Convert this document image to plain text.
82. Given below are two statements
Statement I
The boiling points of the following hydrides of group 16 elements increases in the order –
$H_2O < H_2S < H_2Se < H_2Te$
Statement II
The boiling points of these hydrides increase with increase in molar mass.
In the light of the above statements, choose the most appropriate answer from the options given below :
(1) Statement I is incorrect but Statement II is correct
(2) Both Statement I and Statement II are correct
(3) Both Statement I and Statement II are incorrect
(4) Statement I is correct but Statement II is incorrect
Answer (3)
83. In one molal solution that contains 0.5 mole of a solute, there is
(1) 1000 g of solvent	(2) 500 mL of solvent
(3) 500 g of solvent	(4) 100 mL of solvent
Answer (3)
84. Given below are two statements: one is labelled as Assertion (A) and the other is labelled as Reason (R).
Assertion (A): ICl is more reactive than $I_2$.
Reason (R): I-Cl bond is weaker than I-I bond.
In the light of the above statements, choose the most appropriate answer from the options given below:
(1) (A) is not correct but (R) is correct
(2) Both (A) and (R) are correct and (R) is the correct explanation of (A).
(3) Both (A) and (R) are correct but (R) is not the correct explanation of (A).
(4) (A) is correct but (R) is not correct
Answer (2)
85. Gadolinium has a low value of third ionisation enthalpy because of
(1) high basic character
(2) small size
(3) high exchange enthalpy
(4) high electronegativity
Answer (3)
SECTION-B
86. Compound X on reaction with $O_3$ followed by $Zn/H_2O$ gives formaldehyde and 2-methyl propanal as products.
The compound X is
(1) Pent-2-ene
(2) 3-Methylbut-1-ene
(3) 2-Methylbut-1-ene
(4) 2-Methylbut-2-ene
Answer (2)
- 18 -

---*---

» To do
Here, the records must be output exactly and in full.

» Response for this exercise
Convert this document image to plain text.
82. Given below are two statements
Statement I
The boiling points of the following hydrides of group 16 elements increases in the order –
$H_2O < H_2S < H_2Se < H_2Te$
Statement II
The boiling points of these hydrides increase with increase in molar mass.
In the light of the above statements, choose the most appropriate answer from the options given below :
(1) Statement I is incorrect but Statement II is correct
(2) Both Statement I and Statement II are correct
(3) Both Statement I and Statement II are incorrect
(4) Statement I is correct but Statement II is incorrect
Answer (3)
83. In one molal solution that contains 0.5 mole of a solute, there is
(1) 1000 g of solvent	(2) 500 mL of solvent
(3) 500 g of solvent	(4) 100 mL of solvent
Answer (3)
84. Given below are two statements: one is labelled as Assertion (A) and the other is labelled as Reason (R).
Assertion (A): ICl is more reactive than $I_2$.
Reason (R): I-Cl bond is weaker than I-I bond.
In the light of the above statements, choose the most appropriate answer from the options given below:
(1) (A) is not correct but (R) is correct
(2) Both (A) and (R) are correct and (R) is the correct explanation of (A).
(3) Both (A) and (R) are correct but (R) is not the correct explanation of (A).
(4) (A) is correct but (R) is not correct
Answer (2)
85. Gadolinium has a low value of third ionisation enthalpy because of
(1) high basic character
(2) small size
(3) high exchange enthalpy
(4) high electronegativity
Answer (3)
SECTION-B
86. Compound X on reaction with $O_3$ followed by $Zn/H_2O$ gives formaldehyde and 2-methyl propanal as products.
The compound X is
(1) Pent-2-ene
(2) 3-Methylbut-1-ene
(3) 2-Methylbut-1-ene
(4) 2-Methylbut-2-ene
Answer (2)
- 18 -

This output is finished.